▶ Problem details
Can you copy the lines from the one that contains "Convert this document image to plain text." through the end of the material below, exactly and with nothing else?

▶ Exercise data
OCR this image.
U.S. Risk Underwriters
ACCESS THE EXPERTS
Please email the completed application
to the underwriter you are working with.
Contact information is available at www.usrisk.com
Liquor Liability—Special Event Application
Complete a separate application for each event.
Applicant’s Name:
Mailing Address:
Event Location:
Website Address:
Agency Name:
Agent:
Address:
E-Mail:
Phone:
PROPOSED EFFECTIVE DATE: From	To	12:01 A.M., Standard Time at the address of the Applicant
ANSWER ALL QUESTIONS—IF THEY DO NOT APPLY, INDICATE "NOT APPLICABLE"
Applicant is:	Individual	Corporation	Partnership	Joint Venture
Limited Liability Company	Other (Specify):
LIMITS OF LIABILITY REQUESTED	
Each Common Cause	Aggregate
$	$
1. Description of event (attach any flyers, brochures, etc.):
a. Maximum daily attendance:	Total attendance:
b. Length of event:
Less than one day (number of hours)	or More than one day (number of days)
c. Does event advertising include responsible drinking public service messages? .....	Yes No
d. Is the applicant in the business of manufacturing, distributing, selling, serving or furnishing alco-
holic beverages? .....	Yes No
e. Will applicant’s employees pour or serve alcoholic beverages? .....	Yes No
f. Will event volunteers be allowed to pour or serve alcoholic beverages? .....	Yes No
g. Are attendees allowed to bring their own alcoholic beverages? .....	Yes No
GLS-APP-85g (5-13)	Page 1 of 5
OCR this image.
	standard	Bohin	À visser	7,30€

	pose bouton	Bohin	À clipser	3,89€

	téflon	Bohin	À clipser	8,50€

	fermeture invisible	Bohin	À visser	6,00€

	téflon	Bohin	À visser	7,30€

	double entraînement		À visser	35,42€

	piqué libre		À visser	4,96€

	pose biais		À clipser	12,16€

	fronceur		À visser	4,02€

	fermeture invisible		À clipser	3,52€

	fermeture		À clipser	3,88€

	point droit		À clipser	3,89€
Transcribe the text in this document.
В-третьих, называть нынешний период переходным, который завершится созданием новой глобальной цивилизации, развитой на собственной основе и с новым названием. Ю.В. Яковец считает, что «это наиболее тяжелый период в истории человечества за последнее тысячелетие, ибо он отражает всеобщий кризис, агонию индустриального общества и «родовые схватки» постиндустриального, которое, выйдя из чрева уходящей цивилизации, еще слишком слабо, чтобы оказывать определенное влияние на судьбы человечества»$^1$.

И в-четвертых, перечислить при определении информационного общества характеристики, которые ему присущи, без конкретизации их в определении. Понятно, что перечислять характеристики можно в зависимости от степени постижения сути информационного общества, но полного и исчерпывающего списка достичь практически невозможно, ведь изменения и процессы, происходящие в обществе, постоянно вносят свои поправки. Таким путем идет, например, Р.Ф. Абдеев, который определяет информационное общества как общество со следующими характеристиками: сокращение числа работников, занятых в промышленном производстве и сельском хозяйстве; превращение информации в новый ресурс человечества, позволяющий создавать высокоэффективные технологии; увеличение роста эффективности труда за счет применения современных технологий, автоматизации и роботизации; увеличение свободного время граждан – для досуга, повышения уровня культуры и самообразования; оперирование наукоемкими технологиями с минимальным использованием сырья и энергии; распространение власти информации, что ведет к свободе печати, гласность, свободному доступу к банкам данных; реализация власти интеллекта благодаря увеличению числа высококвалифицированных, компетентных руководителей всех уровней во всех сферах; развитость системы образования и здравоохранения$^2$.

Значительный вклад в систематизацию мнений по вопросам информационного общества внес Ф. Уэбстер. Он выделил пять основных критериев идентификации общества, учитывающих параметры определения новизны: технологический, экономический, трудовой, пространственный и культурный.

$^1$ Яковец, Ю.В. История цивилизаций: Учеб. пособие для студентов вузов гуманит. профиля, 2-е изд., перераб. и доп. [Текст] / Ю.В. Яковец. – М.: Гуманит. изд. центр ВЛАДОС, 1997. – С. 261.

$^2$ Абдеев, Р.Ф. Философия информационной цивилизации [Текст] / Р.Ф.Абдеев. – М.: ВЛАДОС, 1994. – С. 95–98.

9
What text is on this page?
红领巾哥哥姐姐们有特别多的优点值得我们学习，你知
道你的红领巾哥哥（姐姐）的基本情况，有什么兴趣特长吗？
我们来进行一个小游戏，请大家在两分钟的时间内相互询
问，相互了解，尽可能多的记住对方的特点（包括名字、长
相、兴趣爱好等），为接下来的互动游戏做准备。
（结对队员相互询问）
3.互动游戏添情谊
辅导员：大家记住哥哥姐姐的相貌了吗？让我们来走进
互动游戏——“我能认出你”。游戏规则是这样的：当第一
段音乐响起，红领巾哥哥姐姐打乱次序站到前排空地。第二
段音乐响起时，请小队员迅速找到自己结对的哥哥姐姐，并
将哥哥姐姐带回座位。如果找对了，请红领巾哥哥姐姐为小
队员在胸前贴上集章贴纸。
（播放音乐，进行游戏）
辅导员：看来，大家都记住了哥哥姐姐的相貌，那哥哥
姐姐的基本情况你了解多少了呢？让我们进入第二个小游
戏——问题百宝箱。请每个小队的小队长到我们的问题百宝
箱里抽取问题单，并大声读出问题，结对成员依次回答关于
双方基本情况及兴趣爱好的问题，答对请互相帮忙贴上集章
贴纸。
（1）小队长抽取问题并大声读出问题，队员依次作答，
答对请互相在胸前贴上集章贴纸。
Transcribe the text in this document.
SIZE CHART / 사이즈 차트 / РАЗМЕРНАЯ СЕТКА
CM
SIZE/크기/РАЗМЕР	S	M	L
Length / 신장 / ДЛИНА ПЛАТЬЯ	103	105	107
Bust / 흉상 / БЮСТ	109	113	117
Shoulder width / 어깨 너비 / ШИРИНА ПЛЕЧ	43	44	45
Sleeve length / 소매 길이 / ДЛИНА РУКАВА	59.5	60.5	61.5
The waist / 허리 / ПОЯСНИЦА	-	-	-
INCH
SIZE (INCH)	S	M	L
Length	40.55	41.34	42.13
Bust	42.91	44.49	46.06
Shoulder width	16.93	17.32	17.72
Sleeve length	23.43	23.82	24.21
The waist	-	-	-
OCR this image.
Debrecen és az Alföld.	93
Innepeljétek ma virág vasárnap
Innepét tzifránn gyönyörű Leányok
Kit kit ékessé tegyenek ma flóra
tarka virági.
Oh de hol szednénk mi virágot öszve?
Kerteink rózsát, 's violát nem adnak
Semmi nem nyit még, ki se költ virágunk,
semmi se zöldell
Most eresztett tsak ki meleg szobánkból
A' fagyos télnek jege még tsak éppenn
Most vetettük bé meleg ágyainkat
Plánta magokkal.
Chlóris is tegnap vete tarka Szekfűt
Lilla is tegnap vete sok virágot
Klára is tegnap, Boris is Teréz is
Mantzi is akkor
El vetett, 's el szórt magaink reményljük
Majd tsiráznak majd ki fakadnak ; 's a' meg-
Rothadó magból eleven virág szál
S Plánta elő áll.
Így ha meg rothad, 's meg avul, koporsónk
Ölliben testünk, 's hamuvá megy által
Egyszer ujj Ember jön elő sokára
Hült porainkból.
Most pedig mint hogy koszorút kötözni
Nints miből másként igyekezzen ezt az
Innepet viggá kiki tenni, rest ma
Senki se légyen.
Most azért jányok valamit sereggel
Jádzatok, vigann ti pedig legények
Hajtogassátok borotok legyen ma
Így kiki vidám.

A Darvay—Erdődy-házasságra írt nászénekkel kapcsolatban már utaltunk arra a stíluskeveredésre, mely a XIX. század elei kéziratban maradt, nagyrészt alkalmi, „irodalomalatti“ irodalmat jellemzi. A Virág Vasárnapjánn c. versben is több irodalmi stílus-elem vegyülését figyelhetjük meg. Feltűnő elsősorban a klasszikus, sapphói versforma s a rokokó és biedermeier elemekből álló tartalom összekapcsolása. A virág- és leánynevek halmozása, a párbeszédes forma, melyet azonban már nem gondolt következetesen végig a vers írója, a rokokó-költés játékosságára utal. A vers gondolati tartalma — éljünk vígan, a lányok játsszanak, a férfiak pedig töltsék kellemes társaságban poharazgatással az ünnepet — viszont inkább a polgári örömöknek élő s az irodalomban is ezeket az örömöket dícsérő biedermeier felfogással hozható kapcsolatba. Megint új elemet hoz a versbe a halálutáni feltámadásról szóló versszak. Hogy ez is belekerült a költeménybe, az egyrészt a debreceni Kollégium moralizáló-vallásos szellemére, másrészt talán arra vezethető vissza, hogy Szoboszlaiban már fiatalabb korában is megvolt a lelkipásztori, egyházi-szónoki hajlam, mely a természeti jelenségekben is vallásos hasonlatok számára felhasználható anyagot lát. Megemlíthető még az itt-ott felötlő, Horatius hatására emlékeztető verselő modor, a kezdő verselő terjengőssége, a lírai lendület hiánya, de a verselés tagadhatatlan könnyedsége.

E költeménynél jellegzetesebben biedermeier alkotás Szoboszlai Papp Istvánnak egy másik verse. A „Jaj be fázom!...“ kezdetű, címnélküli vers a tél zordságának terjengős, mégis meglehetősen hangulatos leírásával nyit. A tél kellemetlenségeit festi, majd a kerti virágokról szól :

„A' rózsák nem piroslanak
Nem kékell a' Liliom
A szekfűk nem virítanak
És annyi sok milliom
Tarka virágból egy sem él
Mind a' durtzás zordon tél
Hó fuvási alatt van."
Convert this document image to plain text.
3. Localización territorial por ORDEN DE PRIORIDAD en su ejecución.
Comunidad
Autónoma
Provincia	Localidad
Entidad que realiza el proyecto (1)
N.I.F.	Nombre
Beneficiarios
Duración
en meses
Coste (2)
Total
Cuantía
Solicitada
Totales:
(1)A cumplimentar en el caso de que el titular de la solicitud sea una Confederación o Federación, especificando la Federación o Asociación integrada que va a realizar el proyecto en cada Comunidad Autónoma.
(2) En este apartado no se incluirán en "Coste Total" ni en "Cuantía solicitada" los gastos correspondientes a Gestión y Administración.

▶ Response to this task
Convert this document image to plain text.
3. Localización territorial por ORDEN DE PRIORIDAD en su ejecución.
Comunidad
Autónoma
Provincia	Localidad
Entidad que realiza el proyecto (1)
N.I.F.	Nombre
Beneficiarios
Duración
en meses
Coste (2)
Total
Cuantía
Solicitada
Totales:
(1)A cumplimentar en el caso de que el titular de la solicitud sea una Confederación o Federación, especificando la Federación o Asociación integrada que va a realizar el proyecto en cada Comunidad Autónoma.
(2) En este apartado no se incluirán en "Coste Total" ni en "Cuantía solicitada" los gastos correspondientes a Gestión y Administración.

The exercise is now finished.